━━━ Texte à lire

Il faut comprendre que la ville n’a pas été ébranlée dans ses fondements par l’absence et le non-fonctionnement des institutions gouvernementales. La vie continue comme avant, elle est même plus passionnante et agréable, c’est une ville touristique et les touristes l’ont désertée, ce qui a entraîné une perte des profits de l’industrie touristique et de ses satellites, mais les marchés sont approvisionnés, les magasins sont ouverts, les transports publics fonctionnent, les restaurants et les cafés sont ouverts, on y dépense son argent, seulement la ville est en alerte, des barricades aux entrées d’Oaxaca obligent à de longs détours et parfois, en alerte maximale, l’entrée de la ville est interdite, ou alors très difficile. Il y a aussi des barricades dans les colonies et dans les endroits stratégiques, elles sont en général ouvertes la journée, sauf celles qui se trouvent dans des endroits à protéger comme la radio communautaire, le zócalo, le siège de l’assemblée, ou des bâtiments publics désoccupés et interdits comme le siège du gouvernement, le tribunal, etc. Ces barricades ont été dressées spontanément par les habitants des colonies pour se protéger des opérations commandos des escadrons de la mort (des policiers municipaux en civil qui tiraient sur les gens, la nuit, à partir de camionnettes). Ces opérations d’assassinat, commanditées par le gouverneur déchu, à partir de commandos et de francs-tireurs continuent à faire des blessés et des morts à proximité des barricades ou dans des rues isolées. Des commissions ont été créées par l’assemblée pour le fonctionnement minimal de la ville, j’en cite quelques-unes de mémoire : commission de la santé, de l’hygiène, des finances, de la logistique, de la presse, de la cuisine et de l’approvisionnement (pour les campements et pour ceux qui viennent de l’extérieur), commissions des brigades mobiles et de la surveillance, de la sécurité.

━━━━━━

- **Consignes**:
1) D'après le texte sur Oaxaca, qui a dressé les barricades dans les colonies ?
2) Convertis en liste JSON de chaînes, une par ligne et sans lignes vides, le passage du listing allant de son début jusqu'à la ligne qui contient « left-tick-label-0: 0 <box>20 388 27 402</box> », celle-ci comprise.

━━━ Extraits de données

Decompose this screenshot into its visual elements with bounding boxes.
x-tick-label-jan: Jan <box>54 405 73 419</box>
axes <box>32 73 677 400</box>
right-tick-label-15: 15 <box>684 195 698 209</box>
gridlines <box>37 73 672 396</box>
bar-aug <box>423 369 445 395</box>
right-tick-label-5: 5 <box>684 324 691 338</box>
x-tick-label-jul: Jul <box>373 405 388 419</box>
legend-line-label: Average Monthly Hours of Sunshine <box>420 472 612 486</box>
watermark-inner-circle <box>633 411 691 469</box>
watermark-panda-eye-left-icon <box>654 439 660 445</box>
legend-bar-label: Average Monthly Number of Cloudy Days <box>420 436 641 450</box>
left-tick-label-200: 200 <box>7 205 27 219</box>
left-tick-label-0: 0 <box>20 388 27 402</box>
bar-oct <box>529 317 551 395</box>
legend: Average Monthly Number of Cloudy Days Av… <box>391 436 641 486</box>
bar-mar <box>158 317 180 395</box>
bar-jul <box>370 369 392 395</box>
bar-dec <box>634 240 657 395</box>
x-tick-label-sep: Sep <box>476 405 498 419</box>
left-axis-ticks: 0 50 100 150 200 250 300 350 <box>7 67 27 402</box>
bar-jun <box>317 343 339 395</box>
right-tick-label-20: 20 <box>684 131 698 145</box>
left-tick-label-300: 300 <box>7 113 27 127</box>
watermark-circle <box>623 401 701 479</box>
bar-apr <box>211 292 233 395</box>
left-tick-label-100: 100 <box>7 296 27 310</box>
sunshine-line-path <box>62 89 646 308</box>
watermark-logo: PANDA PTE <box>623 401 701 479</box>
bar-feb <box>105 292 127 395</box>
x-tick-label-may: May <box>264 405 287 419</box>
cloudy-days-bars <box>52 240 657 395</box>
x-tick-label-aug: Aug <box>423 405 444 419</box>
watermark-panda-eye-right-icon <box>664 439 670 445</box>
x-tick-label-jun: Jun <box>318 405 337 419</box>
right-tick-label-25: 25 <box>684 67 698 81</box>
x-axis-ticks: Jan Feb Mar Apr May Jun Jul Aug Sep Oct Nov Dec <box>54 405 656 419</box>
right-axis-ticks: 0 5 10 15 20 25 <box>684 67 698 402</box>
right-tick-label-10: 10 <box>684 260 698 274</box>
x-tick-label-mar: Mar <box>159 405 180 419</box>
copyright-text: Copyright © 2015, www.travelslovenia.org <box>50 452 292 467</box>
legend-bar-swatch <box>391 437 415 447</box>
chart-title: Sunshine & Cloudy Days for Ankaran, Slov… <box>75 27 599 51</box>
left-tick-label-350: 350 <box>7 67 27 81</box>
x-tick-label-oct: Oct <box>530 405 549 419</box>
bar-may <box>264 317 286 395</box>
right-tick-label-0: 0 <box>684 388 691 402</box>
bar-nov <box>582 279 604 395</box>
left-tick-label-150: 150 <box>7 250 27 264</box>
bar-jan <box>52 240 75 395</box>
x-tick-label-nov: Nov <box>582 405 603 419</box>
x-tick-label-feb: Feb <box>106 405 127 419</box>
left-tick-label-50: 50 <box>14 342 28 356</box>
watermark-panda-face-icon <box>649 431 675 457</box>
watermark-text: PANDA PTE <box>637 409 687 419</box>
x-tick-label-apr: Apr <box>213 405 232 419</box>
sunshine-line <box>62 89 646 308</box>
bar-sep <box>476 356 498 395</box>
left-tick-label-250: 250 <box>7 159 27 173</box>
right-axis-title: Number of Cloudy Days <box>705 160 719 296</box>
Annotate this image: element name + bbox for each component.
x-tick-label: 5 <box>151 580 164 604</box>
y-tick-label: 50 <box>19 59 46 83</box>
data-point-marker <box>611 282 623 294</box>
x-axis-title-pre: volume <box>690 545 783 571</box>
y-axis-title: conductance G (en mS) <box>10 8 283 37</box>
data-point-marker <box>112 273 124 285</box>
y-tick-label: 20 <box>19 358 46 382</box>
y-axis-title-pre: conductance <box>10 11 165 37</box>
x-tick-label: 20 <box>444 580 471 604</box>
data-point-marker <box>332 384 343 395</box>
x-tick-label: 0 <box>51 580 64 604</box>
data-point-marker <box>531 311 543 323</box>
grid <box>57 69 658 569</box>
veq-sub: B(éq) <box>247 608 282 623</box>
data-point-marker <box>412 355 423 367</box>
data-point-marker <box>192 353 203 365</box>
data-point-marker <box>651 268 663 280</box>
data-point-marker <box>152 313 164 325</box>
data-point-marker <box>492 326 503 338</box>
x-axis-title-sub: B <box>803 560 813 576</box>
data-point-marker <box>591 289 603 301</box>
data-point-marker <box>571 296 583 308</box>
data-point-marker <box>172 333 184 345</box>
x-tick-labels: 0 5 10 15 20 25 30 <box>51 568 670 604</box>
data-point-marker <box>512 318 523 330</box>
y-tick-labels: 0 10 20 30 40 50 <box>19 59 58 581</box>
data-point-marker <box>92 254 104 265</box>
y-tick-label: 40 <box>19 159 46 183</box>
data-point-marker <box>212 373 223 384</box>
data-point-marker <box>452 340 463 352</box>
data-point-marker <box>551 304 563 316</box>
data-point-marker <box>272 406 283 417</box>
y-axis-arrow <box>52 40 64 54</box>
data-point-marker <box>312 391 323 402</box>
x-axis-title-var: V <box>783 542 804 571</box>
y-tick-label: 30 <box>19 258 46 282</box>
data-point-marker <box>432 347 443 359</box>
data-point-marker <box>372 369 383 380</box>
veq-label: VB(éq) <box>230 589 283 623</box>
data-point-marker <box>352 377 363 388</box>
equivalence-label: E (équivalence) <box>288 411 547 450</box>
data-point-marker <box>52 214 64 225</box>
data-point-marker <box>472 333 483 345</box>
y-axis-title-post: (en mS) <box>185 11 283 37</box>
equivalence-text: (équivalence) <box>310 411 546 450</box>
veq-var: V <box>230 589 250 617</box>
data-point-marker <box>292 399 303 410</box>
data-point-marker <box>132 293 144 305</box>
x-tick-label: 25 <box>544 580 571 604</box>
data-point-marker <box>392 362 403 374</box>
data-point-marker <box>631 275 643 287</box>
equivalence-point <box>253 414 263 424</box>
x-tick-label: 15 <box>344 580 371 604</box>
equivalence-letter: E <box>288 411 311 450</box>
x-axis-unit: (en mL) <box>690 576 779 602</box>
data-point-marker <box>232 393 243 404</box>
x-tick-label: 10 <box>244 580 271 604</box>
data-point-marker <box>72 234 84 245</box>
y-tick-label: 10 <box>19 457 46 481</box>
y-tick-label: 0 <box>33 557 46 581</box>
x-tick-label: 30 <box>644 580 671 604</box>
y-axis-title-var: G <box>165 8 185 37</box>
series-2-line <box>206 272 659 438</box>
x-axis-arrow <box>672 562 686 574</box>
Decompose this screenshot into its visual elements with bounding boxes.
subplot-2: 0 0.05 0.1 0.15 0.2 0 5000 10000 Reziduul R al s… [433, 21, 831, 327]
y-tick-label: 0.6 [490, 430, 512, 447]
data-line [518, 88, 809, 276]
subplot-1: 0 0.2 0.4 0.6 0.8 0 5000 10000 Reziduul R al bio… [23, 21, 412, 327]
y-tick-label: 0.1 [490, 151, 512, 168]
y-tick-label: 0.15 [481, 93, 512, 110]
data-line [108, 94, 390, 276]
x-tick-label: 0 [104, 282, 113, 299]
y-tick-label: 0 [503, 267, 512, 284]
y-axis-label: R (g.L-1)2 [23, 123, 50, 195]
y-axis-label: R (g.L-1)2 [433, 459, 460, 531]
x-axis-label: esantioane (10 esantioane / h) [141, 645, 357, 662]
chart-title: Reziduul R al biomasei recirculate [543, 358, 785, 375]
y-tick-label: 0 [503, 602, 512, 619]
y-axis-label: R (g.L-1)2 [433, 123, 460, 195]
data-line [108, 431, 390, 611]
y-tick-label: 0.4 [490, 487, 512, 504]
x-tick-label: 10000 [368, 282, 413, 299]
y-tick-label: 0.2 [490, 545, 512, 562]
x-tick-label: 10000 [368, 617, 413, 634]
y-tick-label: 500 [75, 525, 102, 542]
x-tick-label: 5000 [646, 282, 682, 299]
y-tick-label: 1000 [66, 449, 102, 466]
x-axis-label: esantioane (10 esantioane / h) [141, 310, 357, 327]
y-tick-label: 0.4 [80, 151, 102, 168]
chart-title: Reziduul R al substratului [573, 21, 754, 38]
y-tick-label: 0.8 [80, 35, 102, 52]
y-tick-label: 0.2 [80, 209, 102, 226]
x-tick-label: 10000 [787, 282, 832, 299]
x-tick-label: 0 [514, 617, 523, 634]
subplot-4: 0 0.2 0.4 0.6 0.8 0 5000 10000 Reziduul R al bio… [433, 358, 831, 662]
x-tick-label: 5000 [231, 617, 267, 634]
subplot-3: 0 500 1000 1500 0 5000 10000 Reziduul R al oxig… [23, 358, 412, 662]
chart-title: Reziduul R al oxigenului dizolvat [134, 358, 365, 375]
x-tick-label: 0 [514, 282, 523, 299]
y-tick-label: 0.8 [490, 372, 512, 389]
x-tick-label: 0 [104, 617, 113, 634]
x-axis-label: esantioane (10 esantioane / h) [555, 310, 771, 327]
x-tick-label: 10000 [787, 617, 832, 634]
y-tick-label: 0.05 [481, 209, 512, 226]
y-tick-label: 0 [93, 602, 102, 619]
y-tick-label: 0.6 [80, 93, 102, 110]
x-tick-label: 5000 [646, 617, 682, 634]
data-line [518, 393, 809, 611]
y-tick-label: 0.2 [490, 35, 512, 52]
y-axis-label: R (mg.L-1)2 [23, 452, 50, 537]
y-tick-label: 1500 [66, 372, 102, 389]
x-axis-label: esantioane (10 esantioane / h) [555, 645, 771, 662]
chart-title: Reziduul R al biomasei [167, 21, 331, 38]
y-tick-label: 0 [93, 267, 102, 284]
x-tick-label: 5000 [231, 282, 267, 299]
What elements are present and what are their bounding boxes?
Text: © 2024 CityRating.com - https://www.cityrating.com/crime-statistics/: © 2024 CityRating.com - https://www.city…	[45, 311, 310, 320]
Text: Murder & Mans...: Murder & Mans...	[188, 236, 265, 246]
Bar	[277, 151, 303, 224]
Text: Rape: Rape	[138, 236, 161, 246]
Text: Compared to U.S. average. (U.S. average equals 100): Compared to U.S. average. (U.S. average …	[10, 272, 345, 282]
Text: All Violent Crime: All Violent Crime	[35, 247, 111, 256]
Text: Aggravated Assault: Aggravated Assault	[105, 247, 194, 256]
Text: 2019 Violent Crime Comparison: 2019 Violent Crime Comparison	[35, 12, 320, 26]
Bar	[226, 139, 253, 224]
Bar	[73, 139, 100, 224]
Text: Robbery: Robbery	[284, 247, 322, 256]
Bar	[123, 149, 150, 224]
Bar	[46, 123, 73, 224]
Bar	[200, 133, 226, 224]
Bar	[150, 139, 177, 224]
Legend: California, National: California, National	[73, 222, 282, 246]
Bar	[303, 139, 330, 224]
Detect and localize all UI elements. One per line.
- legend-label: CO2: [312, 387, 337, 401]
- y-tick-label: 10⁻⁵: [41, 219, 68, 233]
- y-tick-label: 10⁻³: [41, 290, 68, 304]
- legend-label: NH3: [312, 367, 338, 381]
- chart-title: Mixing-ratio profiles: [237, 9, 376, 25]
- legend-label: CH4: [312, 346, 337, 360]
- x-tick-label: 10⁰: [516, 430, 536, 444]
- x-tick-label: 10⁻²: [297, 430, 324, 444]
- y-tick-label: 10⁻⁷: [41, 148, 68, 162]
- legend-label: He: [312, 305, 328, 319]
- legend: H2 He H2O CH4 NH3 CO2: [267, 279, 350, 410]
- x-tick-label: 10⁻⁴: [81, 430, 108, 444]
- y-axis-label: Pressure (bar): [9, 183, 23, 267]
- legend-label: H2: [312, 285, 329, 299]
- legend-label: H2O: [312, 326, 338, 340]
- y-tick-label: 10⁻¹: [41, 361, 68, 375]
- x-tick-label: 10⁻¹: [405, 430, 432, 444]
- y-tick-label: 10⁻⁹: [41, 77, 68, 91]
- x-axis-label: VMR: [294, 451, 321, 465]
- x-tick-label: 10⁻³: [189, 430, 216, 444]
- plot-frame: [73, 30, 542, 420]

━━━━━━

- **Réponses**:
1) Les habitants des colonies, spontanément.

2)
[
  "Decompose this screenshot into its visual elements with bounding boxes.",
  "x-tick-label-jan: Jan <box>54 405 73 419</box>",
  "axes <box>32 73 677 400</box>",
  "right-tick-label-15: 15 <box>684 195 698 209</box>",
  "gridlines <box>37 73 672 396</box>",
  "bar-aug <box>423 369 445 395</box>",
  "right-tick-label-5: 5 <box>684 324 691 338</box>",
  "x-tick-label-jul: Jul <box>373 405 388 419</box>",
  "legend-line-label: Average Monthly Hours of Sunshine <box>420 472 612 486</box>",
  "watermark-inner-circle <box>633 411 691 469</box>",
  "watermark-panda-eye-left-icon <box>654 439 660 445</box>",
  "legend-bar-label: Average Monthly Number of Cloudy Days <box>420 436 641 450</box>",
  "left-tick-label-200: 200 <box>7 205 27 219</box>",
  "left-tick-label-0: 0 <box>20 388 27 402</box>"
]